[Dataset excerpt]
----------------
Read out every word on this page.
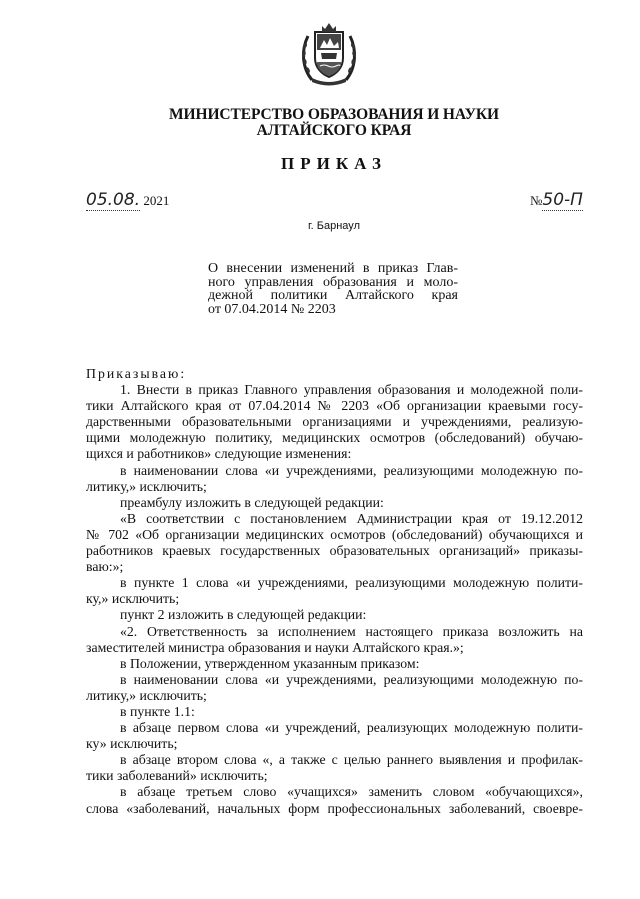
МИНИСТЕРСТВО ОБРАЗОВАНИЯ И НАУКИ
АЛТАЙСКОГО КРАЯ
ПРИКАЗ
05.08. 2021	№50-П
г. Барнаул
О внесении изменений в приказ Глав-
ного управления образования и моло-
дежной политики Алтайского края
от 07.04.2014 № 2203
Приказываю:
1. Внести в приказ Главного управления образования и молодежной поли-
тики Алтайского края от 07.04.2014 № 2203 «Об организации краевыми госу-
дарственными образовательными организациями и учреждениями, реализую-
щими молодежную политику, медицинских осмотров (обследований) обучаю-
щихся и работников» следующие изменения:
в наименовании слова «и учреждениями, реализующими молодежную по-
литику,» исключить;
преамбулу изложить в следующей редакции:
«В соответствии с постановлением Администрации края от 19.12.2012
№ 702 «Об организации медицинских осмотров (обследований) обучающихся и
работников краевых государственных образовательных организаций» приказы-
ваю:»;
в пункте 1 слова «и учреждениями, реализующими молодежную полити-
ку,» исключить;
пункт 2 изложить в следующей редакции:
«2. Ответственность за исполнением настоящего приказа возложить на
заместителей министра образования и науки Алтайского края.»;
в Положении, утвержденном указанным приказом:
в наименовании слова «и учреждениями, реализующими молодежную по-
литику,» исключить;
в пункте 1.1:
в абзаце первом слова «и учреждений, реализующих молодежную полити-
ку» исключить;
в абзаце втором слова «, а также с целью раннего выявления и профилак-
тики заболеваний» исключить;
в абзаце третьем слово «учащихся» заменить словом «обучающихся»,
слова «заболеваний, начальных форм профессиональных заболеваний, своевре-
----------------
* _YOUR GOAL_
Omit every image. Quote each record exactly.

* _RIGHT ANSWER_
Read out every word on this page.
МИНИСТЕРСТВО ОБРАЗОВАНИЯ И НАУКИ
АЛТАЙСКОГО КРАЯ
ПРИКАЗ
05.08. 2021	№50-П
г. Барнаул
О внесении изменений в приказ Глав-
ного управления образования и моло-
дежной политики Алтайского края
от 07.04.2014 № 2203
Приказываю:
1. Внести в приказ Главного управления образования и молодежной поли-
тики Алтайского края от 07.04.2014 № 2203 «Об организации краевыми госу-
дарственными образовательными организациями и учреждениями, реализую-
щими молодежную политику, медицинских осмотров (обследований) обучаю-
щихся и работников» следующие изменения:
в наименовании слова «и учреждениями, реализующими молодежную по-
литику,» исключить;
преамбулу изложить в следующей редакции:
«В соответствии с постановлением Администрации края от 19.12.2012
№ 702 «Об организации медицинских осмотров (обследований) обучающихся и
работников краевых государственных образовательных организаций» приказы-
ваю:»;
в пункте 1 слова «и учреждениями, реализующими молодежную полити-
ку,» исключить;
пункт 2 изложить в следующей редакции:
«2. Ответственность за исполнением настоящего приказа возложить на
заместителей министра образования и науки Алтайского края.»;
в Положении, утвержденном указанным приказом:
в наименовании слова «и учреждениями, реализующими молодежную по-
литику,» исключить;
в пункте 1.1:
в абзаце первом слова «и учреждений, реализующих молодежную полити-
ку» исключить;
в абзаце втором слова «, а также с целью раннего выявления и профилак-
тики заболеваний» исключить;
в абзаце третьем слово «учащихся» заменить словом «обучающихся»,
слова «заболеваний, начальных форм профессиональных заболеваний, своевре-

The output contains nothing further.